--- Data items ---
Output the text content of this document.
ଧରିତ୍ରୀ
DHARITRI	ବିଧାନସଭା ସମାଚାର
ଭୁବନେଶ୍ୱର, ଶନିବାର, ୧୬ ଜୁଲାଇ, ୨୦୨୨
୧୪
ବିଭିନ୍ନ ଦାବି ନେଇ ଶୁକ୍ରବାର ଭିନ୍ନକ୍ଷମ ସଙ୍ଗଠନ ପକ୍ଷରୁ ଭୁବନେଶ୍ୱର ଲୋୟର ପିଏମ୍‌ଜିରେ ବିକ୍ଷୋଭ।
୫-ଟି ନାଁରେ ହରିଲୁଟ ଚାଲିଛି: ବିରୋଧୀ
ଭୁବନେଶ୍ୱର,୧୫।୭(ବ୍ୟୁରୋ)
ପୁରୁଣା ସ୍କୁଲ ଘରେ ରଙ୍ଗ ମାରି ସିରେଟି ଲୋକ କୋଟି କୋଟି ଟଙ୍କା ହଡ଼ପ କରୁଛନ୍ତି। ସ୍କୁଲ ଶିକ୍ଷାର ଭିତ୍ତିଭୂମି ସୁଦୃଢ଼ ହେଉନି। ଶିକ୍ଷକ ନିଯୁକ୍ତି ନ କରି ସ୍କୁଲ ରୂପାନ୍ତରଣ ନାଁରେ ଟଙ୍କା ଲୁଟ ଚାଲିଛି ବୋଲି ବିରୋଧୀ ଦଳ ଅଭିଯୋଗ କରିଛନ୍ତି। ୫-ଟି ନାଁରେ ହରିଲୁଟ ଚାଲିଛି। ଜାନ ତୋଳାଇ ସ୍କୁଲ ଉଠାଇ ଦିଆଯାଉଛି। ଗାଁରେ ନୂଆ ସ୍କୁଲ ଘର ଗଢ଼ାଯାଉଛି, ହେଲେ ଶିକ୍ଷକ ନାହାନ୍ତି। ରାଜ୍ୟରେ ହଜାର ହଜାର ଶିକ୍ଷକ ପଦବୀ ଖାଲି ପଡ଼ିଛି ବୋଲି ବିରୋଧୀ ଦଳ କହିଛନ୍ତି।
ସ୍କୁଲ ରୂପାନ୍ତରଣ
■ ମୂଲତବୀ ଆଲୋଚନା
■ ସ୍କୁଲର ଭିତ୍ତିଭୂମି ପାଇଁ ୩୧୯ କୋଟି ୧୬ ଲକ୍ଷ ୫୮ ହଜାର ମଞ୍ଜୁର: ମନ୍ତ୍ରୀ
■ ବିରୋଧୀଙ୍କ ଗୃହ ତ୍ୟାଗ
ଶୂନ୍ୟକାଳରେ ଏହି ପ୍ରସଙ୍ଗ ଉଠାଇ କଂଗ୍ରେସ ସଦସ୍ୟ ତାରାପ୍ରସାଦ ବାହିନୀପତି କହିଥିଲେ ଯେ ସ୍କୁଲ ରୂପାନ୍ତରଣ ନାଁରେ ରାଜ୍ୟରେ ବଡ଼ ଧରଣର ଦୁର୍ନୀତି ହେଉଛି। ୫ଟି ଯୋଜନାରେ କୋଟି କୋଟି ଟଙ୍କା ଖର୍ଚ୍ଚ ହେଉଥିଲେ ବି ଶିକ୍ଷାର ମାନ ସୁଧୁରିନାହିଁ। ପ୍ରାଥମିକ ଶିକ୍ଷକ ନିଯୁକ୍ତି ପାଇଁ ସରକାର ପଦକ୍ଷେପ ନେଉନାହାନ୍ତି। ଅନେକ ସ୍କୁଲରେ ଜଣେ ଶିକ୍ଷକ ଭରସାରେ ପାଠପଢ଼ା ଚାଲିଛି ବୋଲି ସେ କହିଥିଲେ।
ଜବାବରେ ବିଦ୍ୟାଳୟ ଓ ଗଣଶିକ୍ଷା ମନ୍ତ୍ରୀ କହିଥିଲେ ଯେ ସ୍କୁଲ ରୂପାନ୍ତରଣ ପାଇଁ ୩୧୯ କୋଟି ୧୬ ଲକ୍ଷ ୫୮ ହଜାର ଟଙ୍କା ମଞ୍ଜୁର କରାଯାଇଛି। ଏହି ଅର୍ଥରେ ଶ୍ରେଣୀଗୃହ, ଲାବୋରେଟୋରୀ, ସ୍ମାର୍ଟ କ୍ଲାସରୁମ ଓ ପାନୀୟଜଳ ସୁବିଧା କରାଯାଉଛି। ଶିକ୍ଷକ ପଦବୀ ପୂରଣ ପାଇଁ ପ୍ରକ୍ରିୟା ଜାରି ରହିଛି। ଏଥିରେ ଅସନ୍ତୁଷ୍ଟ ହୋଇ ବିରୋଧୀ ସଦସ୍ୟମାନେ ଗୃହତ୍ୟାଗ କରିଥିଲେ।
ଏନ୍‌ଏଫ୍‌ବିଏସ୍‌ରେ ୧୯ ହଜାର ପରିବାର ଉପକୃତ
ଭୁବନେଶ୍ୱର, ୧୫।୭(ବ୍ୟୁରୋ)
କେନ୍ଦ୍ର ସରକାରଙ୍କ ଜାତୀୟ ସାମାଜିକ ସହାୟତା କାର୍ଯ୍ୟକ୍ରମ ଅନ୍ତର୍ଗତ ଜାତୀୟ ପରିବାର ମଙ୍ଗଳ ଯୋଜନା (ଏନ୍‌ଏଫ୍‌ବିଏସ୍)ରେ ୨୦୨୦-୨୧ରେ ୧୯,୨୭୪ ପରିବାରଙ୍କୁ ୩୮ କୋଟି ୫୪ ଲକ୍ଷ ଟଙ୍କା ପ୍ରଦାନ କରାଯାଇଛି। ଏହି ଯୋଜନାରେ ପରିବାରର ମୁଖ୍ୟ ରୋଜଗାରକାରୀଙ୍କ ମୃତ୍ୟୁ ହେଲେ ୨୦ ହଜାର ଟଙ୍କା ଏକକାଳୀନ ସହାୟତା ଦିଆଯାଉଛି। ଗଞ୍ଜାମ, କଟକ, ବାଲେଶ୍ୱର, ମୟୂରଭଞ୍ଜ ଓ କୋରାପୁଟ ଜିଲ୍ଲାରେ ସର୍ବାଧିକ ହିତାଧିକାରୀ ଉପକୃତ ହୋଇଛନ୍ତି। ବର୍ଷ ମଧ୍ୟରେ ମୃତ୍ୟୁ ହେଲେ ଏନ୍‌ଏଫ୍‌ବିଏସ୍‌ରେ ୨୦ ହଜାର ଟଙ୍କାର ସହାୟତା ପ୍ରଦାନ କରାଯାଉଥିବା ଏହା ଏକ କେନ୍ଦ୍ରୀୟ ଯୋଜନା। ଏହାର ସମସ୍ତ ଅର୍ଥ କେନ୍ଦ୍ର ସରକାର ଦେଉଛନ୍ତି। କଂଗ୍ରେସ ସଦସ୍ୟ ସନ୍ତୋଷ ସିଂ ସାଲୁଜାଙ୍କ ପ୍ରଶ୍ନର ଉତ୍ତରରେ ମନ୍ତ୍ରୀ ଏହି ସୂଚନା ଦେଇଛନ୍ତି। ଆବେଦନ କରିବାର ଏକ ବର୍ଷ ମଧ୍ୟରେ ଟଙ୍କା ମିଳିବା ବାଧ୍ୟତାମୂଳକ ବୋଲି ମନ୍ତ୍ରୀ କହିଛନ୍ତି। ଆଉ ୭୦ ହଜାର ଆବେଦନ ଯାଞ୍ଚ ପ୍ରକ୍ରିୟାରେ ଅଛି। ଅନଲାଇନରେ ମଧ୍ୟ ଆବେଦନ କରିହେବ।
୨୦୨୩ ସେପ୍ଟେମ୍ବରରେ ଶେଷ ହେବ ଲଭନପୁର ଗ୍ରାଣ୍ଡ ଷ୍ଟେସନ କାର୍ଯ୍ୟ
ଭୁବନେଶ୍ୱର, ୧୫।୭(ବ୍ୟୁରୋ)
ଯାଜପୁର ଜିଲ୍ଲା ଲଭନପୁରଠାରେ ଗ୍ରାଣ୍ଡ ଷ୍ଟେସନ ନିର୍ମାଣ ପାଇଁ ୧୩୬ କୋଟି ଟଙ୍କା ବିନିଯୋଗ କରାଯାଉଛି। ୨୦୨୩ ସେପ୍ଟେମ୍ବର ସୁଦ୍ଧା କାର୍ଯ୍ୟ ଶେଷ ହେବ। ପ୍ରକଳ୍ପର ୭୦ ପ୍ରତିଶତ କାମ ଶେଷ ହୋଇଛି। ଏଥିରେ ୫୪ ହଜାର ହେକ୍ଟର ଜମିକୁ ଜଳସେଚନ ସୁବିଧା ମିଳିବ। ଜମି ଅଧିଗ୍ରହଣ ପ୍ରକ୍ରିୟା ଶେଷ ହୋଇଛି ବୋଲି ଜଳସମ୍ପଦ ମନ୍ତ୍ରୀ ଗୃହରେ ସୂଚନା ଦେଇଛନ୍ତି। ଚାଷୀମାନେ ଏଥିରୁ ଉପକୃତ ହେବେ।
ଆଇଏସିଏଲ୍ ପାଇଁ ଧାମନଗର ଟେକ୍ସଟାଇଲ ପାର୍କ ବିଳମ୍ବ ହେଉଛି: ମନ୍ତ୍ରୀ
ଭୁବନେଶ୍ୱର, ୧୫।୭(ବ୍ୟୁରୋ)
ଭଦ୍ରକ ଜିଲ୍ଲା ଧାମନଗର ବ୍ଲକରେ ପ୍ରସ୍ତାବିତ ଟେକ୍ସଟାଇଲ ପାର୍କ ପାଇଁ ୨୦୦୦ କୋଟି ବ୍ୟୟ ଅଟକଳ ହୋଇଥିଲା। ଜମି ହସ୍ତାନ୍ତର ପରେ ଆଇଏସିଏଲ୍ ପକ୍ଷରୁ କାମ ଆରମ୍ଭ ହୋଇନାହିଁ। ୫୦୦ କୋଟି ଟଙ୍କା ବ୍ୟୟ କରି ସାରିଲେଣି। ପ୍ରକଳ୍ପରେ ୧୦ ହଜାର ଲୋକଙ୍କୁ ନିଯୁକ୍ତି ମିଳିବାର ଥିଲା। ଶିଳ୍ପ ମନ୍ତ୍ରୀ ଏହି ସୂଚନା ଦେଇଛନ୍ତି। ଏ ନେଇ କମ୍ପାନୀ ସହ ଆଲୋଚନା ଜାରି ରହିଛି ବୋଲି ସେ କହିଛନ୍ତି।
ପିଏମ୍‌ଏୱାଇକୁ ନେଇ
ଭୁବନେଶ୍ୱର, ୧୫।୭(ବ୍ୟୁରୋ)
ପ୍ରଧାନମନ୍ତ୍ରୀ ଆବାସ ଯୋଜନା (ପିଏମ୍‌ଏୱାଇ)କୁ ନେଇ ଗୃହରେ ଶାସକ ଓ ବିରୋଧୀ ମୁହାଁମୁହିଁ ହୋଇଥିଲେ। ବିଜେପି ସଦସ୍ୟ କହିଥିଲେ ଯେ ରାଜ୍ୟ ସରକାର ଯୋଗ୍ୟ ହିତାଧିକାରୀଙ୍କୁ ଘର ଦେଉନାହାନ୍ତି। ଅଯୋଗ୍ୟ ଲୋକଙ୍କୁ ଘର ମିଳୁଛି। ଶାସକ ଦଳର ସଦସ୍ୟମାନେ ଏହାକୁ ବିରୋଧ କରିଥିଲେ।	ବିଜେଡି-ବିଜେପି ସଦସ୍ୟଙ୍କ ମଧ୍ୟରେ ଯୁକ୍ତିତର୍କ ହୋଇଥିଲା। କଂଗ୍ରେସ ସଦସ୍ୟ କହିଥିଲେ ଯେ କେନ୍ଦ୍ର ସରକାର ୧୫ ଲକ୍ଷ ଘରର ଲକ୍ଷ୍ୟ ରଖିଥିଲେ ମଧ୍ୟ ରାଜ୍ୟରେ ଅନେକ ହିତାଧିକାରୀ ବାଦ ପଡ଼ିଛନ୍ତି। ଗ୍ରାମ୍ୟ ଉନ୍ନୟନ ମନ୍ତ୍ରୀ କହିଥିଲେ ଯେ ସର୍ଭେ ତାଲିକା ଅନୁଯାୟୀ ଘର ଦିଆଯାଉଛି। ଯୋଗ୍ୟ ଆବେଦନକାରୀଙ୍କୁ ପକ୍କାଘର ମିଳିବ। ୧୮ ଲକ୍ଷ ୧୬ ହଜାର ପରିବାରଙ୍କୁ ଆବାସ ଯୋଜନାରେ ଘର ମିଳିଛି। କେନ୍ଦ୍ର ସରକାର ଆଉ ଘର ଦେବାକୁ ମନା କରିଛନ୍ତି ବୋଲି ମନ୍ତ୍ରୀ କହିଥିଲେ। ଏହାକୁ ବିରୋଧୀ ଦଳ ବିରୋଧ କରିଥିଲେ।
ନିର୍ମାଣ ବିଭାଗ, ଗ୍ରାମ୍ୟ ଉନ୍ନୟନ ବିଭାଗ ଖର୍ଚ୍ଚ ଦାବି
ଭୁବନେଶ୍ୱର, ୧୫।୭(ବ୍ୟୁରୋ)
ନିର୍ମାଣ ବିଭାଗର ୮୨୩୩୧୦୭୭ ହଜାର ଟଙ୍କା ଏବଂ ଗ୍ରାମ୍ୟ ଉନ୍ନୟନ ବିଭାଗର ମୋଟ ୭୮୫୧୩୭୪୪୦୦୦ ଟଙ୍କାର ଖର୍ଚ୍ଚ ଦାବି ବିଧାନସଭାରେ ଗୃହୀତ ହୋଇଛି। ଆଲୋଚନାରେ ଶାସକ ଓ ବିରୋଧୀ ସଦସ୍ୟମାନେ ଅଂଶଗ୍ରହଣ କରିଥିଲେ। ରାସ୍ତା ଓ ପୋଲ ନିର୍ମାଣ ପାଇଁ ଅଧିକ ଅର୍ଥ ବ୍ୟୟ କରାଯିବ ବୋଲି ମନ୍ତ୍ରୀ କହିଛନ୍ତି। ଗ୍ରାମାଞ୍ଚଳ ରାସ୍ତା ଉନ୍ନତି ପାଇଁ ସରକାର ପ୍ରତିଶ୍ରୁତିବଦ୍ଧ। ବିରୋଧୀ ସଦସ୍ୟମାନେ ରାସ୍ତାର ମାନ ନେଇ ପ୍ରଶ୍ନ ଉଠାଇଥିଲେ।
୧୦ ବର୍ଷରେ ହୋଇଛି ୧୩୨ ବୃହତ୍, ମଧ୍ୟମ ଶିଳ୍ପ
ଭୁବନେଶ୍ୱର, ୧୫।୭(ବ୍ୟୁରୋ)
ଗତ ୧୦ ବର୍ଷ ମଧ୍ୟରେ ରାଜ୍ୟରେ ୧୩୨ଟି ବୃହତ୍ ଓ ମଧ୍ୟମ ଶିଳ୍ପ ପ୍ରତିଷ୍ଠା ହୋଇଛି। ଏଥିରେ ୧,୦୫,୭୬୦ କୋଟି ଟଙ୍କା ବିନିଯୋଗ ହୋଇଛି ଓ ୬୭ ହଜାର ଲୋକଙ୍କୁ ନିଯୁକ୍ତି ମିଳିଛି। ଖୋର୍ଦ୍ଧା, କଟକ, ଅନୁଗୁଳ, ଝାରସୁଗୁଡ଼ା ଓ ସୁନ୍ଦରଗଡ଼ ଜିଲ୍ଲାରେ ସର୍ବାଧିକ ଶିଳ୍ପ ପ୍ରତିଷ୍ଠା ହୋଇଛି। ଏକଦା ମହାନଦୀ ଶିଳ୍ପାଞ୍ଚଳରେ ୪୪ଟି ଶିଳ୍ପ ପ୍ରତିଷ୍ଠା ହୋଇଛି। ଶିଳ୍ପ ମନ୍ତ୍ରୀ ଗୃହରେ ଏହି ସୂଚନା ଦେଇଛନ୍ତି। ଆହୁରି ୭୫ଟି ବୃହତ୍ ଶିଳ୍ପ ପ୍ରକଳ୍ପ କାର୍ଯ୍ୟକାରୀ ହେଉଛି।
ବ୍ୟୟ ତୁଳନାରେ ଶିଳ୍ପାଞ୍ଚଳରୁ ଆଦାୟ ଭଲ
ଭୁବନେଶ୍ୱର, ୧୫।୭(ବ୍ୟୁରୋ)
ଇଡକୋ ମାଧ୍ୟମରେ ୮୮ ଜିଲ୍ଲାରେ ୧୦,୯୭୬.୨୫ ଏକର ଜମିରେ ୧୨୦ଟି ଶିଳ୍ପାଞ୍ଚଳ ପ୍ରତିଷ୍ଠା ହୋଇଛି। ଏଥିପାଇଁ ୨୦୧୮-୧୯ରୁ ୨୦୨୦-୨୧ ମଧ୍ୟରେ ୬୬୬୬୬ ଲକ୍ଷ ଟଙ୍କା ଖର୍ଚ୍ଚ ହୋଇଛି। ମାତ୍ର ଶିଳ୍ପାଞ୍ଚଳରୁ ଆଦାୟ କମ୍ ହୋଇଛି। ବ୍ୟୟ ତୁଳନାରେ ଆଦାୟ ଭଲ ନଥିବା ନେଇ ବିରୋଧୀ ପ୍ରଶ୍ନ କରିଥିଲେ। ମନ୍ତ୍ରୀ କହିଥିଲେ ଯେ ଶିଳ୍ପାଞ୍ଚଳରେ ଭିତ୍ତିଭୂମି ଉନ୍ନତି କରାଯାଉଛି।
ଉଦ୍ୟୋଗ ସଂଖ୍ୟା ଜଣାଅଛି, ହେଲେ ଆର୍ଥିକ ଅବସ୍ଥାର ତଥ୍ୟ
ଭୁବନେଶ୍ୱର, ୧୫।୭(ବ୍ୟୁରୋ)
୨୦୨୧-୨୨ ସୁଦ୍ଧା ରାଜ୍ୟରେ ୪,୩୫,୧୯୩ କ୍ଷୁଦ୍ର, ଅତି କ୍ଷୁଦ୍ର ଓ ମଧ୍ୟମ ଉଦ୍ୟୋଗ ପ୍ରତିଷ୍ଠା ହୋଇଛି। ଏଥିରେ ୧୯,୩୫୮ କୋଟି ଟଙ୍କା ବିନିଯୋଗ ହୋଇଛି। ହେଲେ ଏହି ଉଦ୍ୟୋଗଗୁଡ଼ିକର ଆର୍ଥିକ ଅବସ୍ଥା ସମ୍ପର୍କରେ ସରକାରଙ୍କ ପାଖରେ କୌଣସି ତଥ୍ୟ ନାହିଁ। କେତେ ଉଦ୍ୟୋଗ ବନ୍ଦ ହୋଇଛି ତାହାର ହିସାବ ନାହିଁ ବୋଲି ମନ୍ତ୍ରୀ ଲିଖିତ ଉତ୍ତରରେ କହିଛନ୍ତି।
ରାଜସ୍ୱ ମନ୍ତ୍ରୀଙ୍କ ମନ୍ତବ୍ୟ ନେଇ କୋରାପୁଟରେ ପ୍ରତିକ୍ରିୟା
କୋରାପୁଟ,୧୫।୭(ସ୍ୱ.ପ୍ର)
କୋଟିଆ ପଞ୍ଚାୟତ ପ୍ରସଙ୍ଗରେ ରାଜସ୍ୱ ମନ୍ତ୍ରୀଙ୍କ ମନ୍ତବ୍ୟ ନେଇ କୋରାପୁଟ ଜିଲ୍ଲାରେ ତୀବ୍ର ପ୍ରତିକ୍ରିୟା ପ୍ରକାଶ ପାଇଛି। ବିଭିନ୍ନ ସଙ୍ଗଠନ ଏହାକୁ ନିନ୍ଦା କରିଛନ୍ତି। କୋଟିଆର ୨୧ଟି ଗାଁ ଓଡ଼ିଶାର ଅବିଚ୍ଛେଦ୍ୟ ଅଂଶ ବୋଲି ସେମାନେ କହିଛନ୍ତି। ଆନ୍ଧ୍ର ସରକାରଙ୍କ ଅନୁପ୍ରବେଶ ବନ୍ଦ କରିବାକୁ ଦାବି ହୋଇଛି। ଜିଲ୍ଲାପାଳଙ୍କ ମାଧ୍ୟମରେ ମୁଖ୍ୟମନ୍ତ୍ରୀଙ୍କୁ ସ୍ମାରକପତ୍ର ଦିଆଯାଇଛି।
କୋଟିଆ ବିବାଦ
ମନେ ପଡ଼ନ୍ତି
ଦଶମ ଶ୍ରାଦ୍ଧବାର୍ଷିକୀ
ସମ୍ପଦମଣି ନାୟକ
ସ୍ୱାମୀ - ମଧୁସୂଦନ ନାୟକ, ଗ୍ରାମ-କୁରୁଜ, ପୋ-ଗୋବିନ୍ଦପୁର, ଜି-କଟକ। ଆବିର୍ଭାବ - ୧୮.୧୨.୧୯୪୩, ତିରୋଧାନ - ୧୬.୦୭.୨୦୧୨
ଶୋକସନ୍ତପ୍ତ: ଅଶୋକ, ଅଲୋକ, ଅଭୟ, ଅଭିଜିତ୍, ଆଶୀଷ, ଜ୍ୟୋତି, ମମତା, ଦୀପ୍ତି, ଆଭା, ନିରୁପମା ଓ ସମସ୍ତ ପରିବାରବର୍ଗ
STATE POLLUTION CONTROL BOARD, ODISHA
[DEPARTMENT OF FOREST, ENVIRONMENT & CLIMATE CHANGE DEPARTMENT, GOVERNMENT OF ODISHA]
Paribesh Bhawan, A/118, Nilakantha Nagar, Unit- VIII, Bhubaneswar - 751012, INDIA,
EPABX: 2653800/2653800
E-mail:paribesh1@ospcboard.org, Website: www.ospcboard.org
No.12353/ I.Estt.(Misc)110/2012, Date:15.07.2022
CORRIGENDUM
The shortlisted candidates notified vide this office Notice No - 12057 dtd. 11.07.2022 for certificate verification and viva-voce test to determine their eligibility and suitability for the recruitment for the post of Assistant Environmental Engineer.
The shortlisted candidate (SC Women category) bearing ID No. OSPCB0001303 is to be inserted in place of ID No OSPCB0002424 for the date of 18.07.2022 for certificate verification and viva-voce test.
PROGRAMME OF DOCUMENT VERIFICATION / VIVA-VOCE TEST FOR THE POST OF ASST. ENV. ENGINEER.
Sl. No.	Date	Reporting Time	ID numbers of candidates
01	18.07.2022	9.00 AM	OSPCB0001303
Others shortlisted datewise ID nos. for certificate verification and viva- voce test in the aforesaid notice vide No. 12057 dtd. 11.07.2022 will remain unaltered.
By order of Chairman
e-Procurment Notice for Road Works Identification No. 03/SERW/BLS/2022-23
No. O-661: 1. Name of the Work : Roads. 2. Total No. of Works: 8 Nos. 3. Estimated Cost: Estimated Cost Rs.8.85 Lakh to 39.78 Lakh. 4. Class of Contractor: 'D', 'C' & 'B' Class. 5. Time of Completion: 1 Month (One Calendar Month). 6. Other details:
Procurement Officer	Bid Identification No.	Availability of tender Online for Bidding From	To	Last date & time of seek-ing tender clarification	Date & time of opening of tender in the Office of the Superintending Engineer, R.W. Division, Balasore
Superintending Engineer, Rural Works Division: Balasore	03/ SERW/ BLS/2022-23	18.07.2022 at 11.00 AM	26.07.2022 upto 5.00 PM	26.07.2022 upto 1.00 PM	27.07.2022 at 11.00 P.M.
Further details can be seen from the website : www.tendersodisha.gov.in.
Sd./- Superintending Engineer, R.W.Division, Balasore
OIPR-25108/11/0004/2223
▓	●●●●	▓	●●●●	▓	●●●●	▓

--- EXERCISE AIM ---
Every line of the listing that holds "Balasore" should be found and copied.

--- OUTPUT FOR THIS TASK ---
Procurement Officer	Bid Identification No.	Availability of tender Online for Bidding From	To	Last date & time of seek-ing tender clarification	Date & time of opening of tender in the Office of the Superintending Engineer, R.W. Division, Balasore
Superintending Engineer, Rural Works Division: Balasore	03/ SERW/ BLS/2022-23	18.07.2022 at 11.00 AM	26.07.2022 upto 5.00 PM	26.07.2022 upto 1.00 PM	27.07.2022 at 11.00 P.M.
Sd./- Superintending Engineer, R.W.Division, Balasore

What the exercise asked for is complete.